*Exercise task 1*. Please extract every line of the rows below that contains the string "Puget".

*Selected passage*.

──────────

I spent much of this week stuck in an internet video and tutorial worm hole getting more lost than I was to begin with. I found myself finally grasping the concepts from last week, while drowning in connecting code to hardware. However, with some office hours time and good old fashioned trial and error, the pieces started to come together.
Before getting lost in code, I started by successfully completely both labs.
I decided to embark on a project with analog input and digital output using the flex sensor. I was originally going to make a stress ball that when squeezed, the smiley face would light up. With some inspiration from office hours, I decided to go forward by making a frown, and when the stress ball is squeezed, it turns into a smile.
I had some failure initially with the code.
The biggest challenge I faced was getting the output to follow suit with the analog input. After some trial and error, I realized that the problem was in the range of the sensor. I kept reading the println, adjusting and finally I mapped the range to 0, 255, which is how I got the desired result.
This was the successful test. But how will it perform in real life?

──────────

*Source data*.

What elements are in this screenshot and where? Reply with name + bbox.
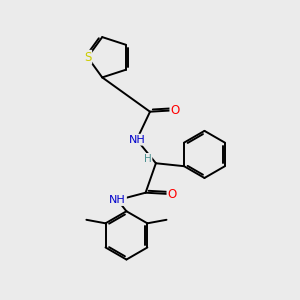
Text: O: O (170, 104, 180, 117)
Text: NH: NH (128, 135, 145, 145)
Text: O: O (167, 188, 177, 201)
Text: NH: NH (109, 195, 126, 205)
Text: H: H (144, 154, 152, 164)
Text: S: S (84, 51, 91, 64)
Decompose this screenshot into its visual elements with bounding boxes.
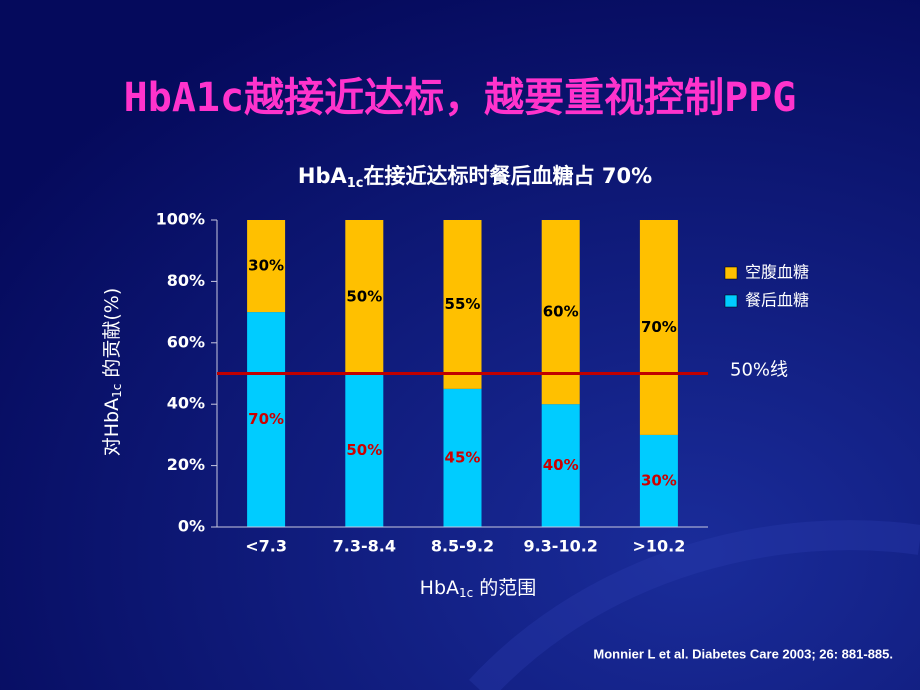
y-label-part: 对HbA (101, 398, 123, 456)
data-label: 55% (445, 295, 481, 313)
bar-segment (639, 220, 678, 435)
data-label: 60% (543, 303, 579, 321)
x-label-sub: 1c (459, 586, 473, 600)
bar-segment (247, 312, 286, 527)
chart-title-part: 在接近达标时餐后血糖占 70% (364, 164, 653, 188)
y-label-sub: 1c (110, 384, 124, 398)
x-label-part: 的范围 (473, 577, 536, 599)
y-label-part: 的贡献(%) (101, 288, 123, 384)
data-label: 50% (346, 441, 382, 459)
x-tick-label: <7.3 (245, 537, 287, 556)
y-tick-label: 100% (156, 210, 205, 229)
x-tick-label: 7.3-8.4 (333, 537, 396, 556)
legend-swatch (724, 294, 738, 308)
bar-segment (247, 220, 286, 313)
y-tick-label: 40% (167, 394, 205, 413)
bar-segment (639, 434, 678, 527)
data-label: 50% (346, 287, 382, 305)
chart-title-part: HbA (298, 164, 348, 188)
bar-segment (443, 220, 482, 389)
legend-swatch (724, 266, 738, 280)
x-tick-label: 8.5-9.2 (431, 537, 494, 556)
bar-segment (345, 220, 384, 374)
bar-segment (443, 388, 482, 527)
x-axis-label: HbA1c 的范围 (420, 577, 537, 600)
legend-label: 空腹血糖 (745, 263, 809, 282)
legend-label: 餐后血糖 (745, 291, 809, 310)
x-tick-label: >10.2 (632, 537, 685, 556)
data-label: 70% (641, 318, 677, 336)
y-tick-label: 80% (167, 271, 205, 290)
bar-segment (541, 404, 580, 527)
bar-segment (345, 373, 384, 527)
citation: Monnier L et al. Diabetes Care 2003; 26:… (593, 646, 893, 661)
data-label: 40% (543, 456, 579, 474)
y-axis-label: 对HbA1c 的贡献(%) (101, 288, 124, 457)
y-tick-label: 0% (178, 517, 205, 536)
data-label: 70% (248, 410, 284, 428)
chart-title: HbA1c在接近达标时餐后血糖占 70% (298, 164, 652, 191)
data-label: 30% (248, 257, 284, 275)
slide-title: HbA1c越接近达标，越要重视控制PPG (124, 75, 797, 121)
data-label: 30% (641, 471, 677, 489)
plot: 0% 20% 40% 60% 80% 100% <7.3 70% 30% 7.3-8.4 50% 50… (156, 210, 809, 556)
chart-title-sub: 1c (347, 176, 364, 191)
reference-label: 50%线 (730, 360, 788, 381)
decor (468, 520, 920, 694)
y-tick-label: 60% (167, 332, 205, 351)
x-tick-label: 9.3-10.2 (523, 537, 597, 556)
y-tick-label: 20% (167, 455, 205, 474)
data-label: 45% (445, 448, 481, 466)
x-label-part: HbA (420, 577, 459, 599)
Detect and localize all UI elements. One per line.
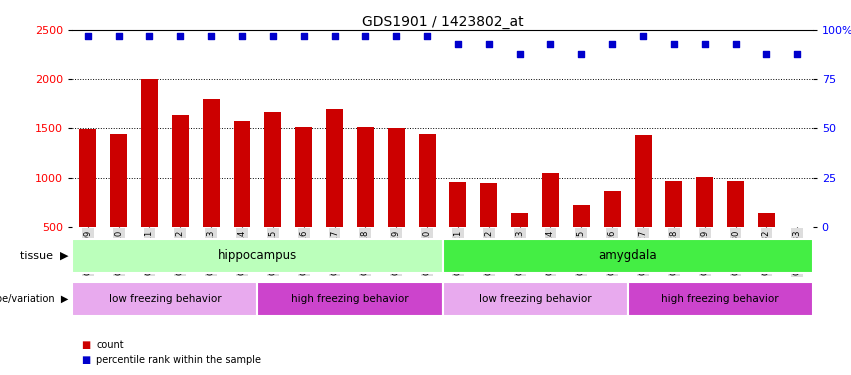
Bar (79, 129, 96, 276)
Bar (449, 182, 466, 276)
Bar (480, 183, 497, 276)
Bar (573, 205, 590, 276)
Point (451, 41, 465, 47)
Bar (72, 282, 257, 316)
Point (482, 41, 495, 47)
Text: high freezing behavior: high freezing behavior (661, 294, 779, 304)
Point (143, 33, 157, 39)
Bar (627, 282, 813, 316)
Bar (72, 239, 443, 273)
Bar (789, 228, 806, 276)
Text: tissue  ▶: tissue ▶ (20, 251, 68, 261)
Bar (265, 112, 282, 276)
Point (637, 33, 650, 39)
Point (728, 41, 742, 47)
Bar (696, 177, 713, 276)
Bar (110, 134, 127, 276)
Point (111, 33, 125, 39)
Point (390, 33, 403, 39)
Point (358, 33, 372, 39)
Bar (635, 135, 652, 276)
Bar (326, 109, 343, 276)
Bar (257, 282, 443, 316)
Point (328, 33, 341, 39)
Bar (511, 213, 528, 276)
Bar (542, 173, 559, 276)
Point (174, 33, 187, 39)
Point (420, 33, 434, 39)
Text: amygdala: amygdala (598, 249, 657, 262)
Bar (603, 191, 620, 276)
Point (297, 33, 311, 39)
Text: ■: ■ (81, 355, 90, 365)
Bar (443, 282, 627, 316)
Bar (203, 99, 220, 276)
Text: hippocampus: hippocampus (218, 249, 297, 262)
Point (574, 51, 588, 57)
Point (266, 33, 280, 39)
Bar (758, 213, 775, 276)
Title: GDS1901 / 1423802_at: GDS1901 / 1423802_at (362, 15, 523, 29)
Point (513, 51, 527, 57)
Point (605, 41, 619, 47)
Bar (727, 181, 744, 276)
Bar (388, 128, 405, 276)
Bar (357, 128, 374, 276)
Text: low freezing behavior: low freezing behavior (109, 294, 221, 304)
Point (544, 41, 557, 47)
Bar (233, 121, 250, 276)
Bar (141, 79, 158, 276)
Point (81, 33, 94, 39)
Text: high freezing behavior: high freezing behavior (291, 294, 408, 304)
Text: percentile rank within the sample: percentile rank within the sample (96, 355, 261, 365)
Text: low freezing behavior: low freezing behavior (479, 294, 591, 304)
Point (791, 51, 804, 57)
Point (760, 51, 774, 57)
Point (698, 41, 711, 47)
Text: ■: ■ (81, 340, 90, 350)
Bar (172, 115, 189, 276)
Bar (443, 239, 813, 273)
Point (235, 33, 248, 39)
Bar (419, 134, 436, 276)
Bar (665, 181, 683, 276)
Bar (295, 128, 312, 276)
Text: genotype/variation  ▶: genotype/variation ▶ (0, 294, 68, 304)
Point (204, 33, 218, 39)
Point (667, 41, 681, 47)
Text: count: count (96, 340, 123, 350)
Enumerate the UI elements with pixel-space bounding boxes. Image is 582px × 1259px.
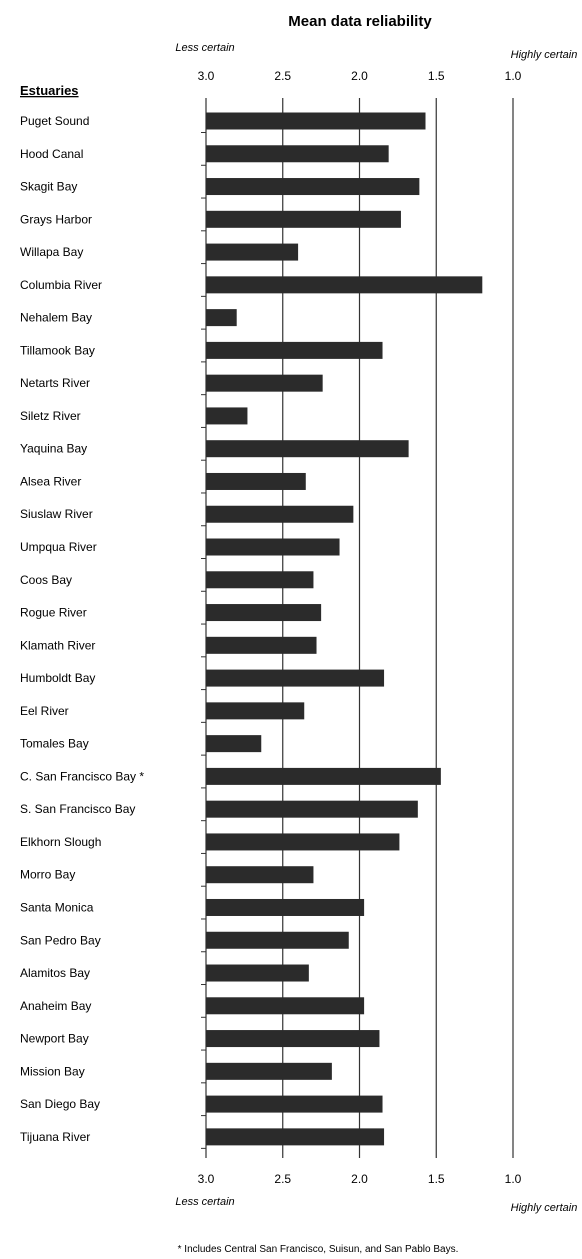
category-label: S. San Francisco Bay xyxy=(20,802,135,816)
category-label: Columbia River xyxy=(20,278,102,292)
bottom-tick-label: 1.5 xyxy=(428,1172,445,1186)
category-label: Rogue River xyxy=(20,606,87,620)
bar xyxy=(206,407,247,424)
bar xyxy=(206,506,353,523)
bar xyxy=(206,211,401,228)
bar xyxy=(206,604,321,621)
bar xyxy=(206,571,313,588)
bottom-highly-certain-label: Highly certain xyxy=(511,1202,578,1214)
bar xyxy=(206,276,482,293)
bar xyxy=(206,866,313,883)
bar xyxy=(206,244,298,261)
category-label: Siletz River xyxy=(20,409,81,423)
category-label: Netarts River xyxy=(20,376,90,390)
bar xyxy=(206,1030,379,1047)
bar xyxy=(206,178,419,195)
bar xyxy=(206,342,383,359)
category-label: San Pedro Bay xyxy=(20,933,101,947)
category-label: Tijuana River xyxy=(20,1130,90,1144)
top-tick-labels: 3.0 2.5 2.0 1.5 1.0 xyxy=(198,69,522,83)
category-label: Puget Sound xyxy=(20,114,89,128)
bottom-less-certain-label: Less certain xyxy=(175,1196,234,1208)
top-tick-label: 3.0 xyxy=(198,69,215,83)
category-label: Klamath River xyxy=(20,638,95,652)
category-label: Hood Canal xyxy=(20,147,83,161)
bar xyxy=(206,309,237,326)
category-label: Alamitos Bay xyxy=(20,966,90,980)
bar xyxy=(206,965,309,982)
bar xyxy=(206,145,389,162)
top-tick-label: 2.0 xyxy=(351,69,368,83)
bar xyxy=(206,1096,383,1113)
category-label: Morro Bay xyxy=(20,868,75,882)
category-label: Umpqua River xyxy=(20,540,97,554)
bar xyxy=(206,1128,384,1145)
bars xyxy=(201,113,482,1149)
bar xyxy=(206,735,261,752)
bottom-tick-label: 2.0 xyxy=(351,1172,368,1186)
top-tick-label: 2.5 xyxy=(274,69,291,83)
bottom-tick-label: 2.5 xyxy=(274,1172,291,1186)
category-labels: Puget Sound Hood Canal Skagit Bay Grays Har… xyxy=(20,114,144,1144)
category-label: Alsea River xyxy=(20,474,81,488)
category-label: Grays Harbor xyxy=(20,212,92,226)
bar xyxy=(206,113,426,130)
category-label: Siuslaw River xyxy=(20,507,93,521)
bar xyxy=(206,899,364,916)
bottom-tick-label: 3.0 xyxy=(198,1172,215,1186)
bottom-tick-label: 1.0 xyxy=(505,1172,522,1186)
bar xyxy=(206,473,306,490)
bar xyxy=(206,801,418,818)
category-label: Mission Bay xyxy=(20,1064,85,1078)
category-label: Humboldt Bay xyxy=(20,671,95,685)
category-label: San Diego Bay xyxy=(20,1097,100,1111)
top-tick-label: 1.5 xyxy=(428,69,445,83)
bar xyxy=(206,670,384,687)
footnote: * Includes Central San Francisco, Suisun… xyxy=(178,1244,459,1255)
category-label: Newport Bay xyxy=(20,1032,89,1046)
category-label: Willapa Bay xyxy=(20,245,83,259)
category-label: Anaheim Bay xyxy=(20,999,91,1013)
category-label: Coos Bay xyxy=(20,573,72,587)
top-tick-label: 1.0 xyxy=(505,69,522,83)
bar xyxy=(206,932,349,949)
bar xyxy=(206,702,304,719)
top-less-certain-label: Less certain xyxy=(175,42,234,54)
category-label: Elkhorn Slough xyxy=(20,835,101,849)
bar xyxy=(206,997,364,1014)
bar xyxy=(206,833,399,850)
category-label: Tillamook Bay xyxy=(20,343,95,357)
category-label: Tomales Bay xyxy=(20,737,89,751)
bar xyxy=(206,375,323,392)
category-label: Skagit Bay xyxy=(20,180,77,194)
bar xyxy=(206,440,409,457)
bottom-tick-labels: 3.0 2.5 2.0 1.5 1.0 xyxy=(198,1172,522,1186)
category-label: C. San Francisco Bay * xyxy=(20,769,144,783)
bar xyxy=(206,768,441,785)
top-highly-certain-label: Highly certain xyxy=(511,49,578,61)
bar xyxy=(206,637,317,654)
bar xyxy=(206,1063,332,1080)
category-label: Yaquina Bay xyxy=(20,442,87,456)
chart-title: Mean data reliability xyxy=(288,13,432,30)
bar xyxy=(206,539,340,556)
category-header: Estuaries xyxy=(20,83,79,98)
category-label: Santa Monica xyxy=(20,900,94,914)
category-label: Nehalem Bay xyxy=(20,311,92,325)
category-label: Eel River xyxy=(20,704,69,718)
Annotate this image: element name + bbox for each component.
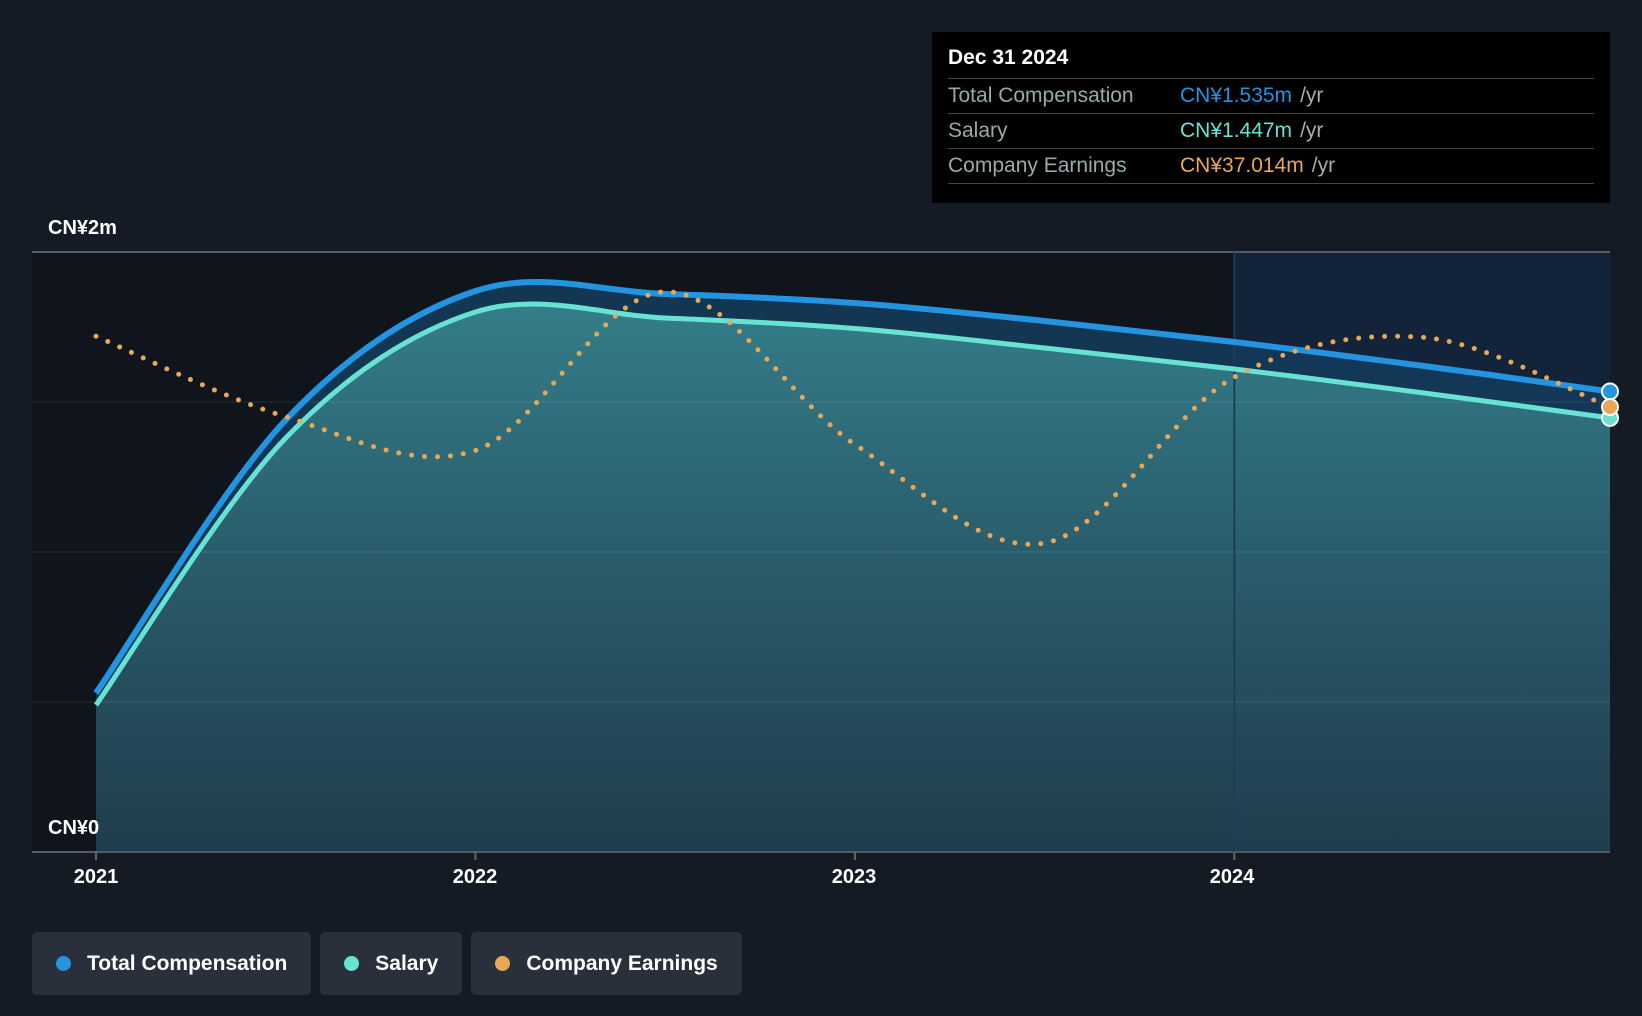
- legend-label: Total Compensation: [87, 951, 288, 975]
- tooltip-label: Company Earnings: [948, 154, 1127, 177]
- tooltip-unit: /yr: [1300, 84, 1324, 107]
- tooltip-unit: /yr: [1311, 154, 1336, 177]
- x-tick-label: 2022: [452, 866, 498, 888]
- y-tick-label: CN¥0: [48, 817, 100, 839]
- tooltip-row: Salary CN¥1.447m/yr: [948, 113, 1594, 148]
- tooltip-value: CN¥37.014m: [1180, 154, 1304, 177]
- company-earnings-line: [93, 289, 1613, 547]
- tooltip: Dec 31 2024 Total Compensation CN¥1.535m /…: [932, 32, 1610, 203]
- x-tick-label: 2023: [831, 866, 877, 888]
- legend-label: Salary: [375, 951, 439, 975]
- tooltip-value: CN¥1.447m: [1180, 119, 1293, 142]
- legend-item[interactable]: Total Compensation: [32, 932, 312, 995]
- y-tick-label: CN¥2m: [48, 217, 117, 239]
- end-point-marker: [1601, 398, 1619, 416]
- legend-label: Company Earnings: [526, 951, 718, 975]
- legend-item[interactable]: Company Earnings: [471, 932, 742, 995]
- legend-dot-icon: [344, 956, 360, 971]
- salary-line: [93, 301, 1611, 707]
- tooltip-row: Total Compensation CN¥1.535m/yr: [948, 78, 1594, 113]
- tooltip-label: Total Compensation: [948, 84, 1134, 107]
- tooltip-label: Salary: [948, 119, 1008, 142]
- legend-item[interactable]: Salary: [320, 932, 463, 995]
- salary-area: [96, 303, 1610, 853]
- legend-dot-icon: [495, 956, 511, 971]
- tooltip-date: Dec 31 2024: [948, 46, 1069, 69]
- total-compensation-line: [93, 279, 1611, 695]
- tooltip-value: CN¥1.535m: [1180, 84, 1293, 107]
- tooltip-unit: /yr: [1300, 119, 1324, 142]
- legend: Total Compensation Salary Company Earnings: [32, 932, 742, 995]
- end-point-marker: [1601, 382, 1619, 401]
- x-tick-label: 2021: [73, 866, 119, 888]
- legend-dot-icon: [56, 956, 71, 971]
- x-tick-label: 2024: [1209, 866, 1255, 888]
- tooltip-row: Company Earnings CN¥37.014m/yr: [948, 148, 1594, 184]
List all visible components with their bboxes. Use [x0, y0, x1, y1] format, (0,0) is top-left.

──────────

*Exercise task 2*. For each statement, say yes or no according to the flex sensor post above, and quote the words that settle it: (a) The stress ball was first planned so that a smiley face would light up when it was squeezed. (b) The sensor range was mapped to 0, 1023. (c) The project used digital input and analog output.

*Exercise answer 1*.
category-label: Puget Sound xyxy=(20,114,89,128)
category-labels: Puget Sound Hood Canal Skagit Bay Grays Har… xyxy=(20,114,144,1144)

*Exercise answer 2*.
(a) Yes: "I was originally going to make a stress ball that when squeezed, the smiley face would light up."
(b) No: "finally I mapped the range to 0, 255"
(c) No: "I decided to embark on a project with analog input and digital output using the flex sensor."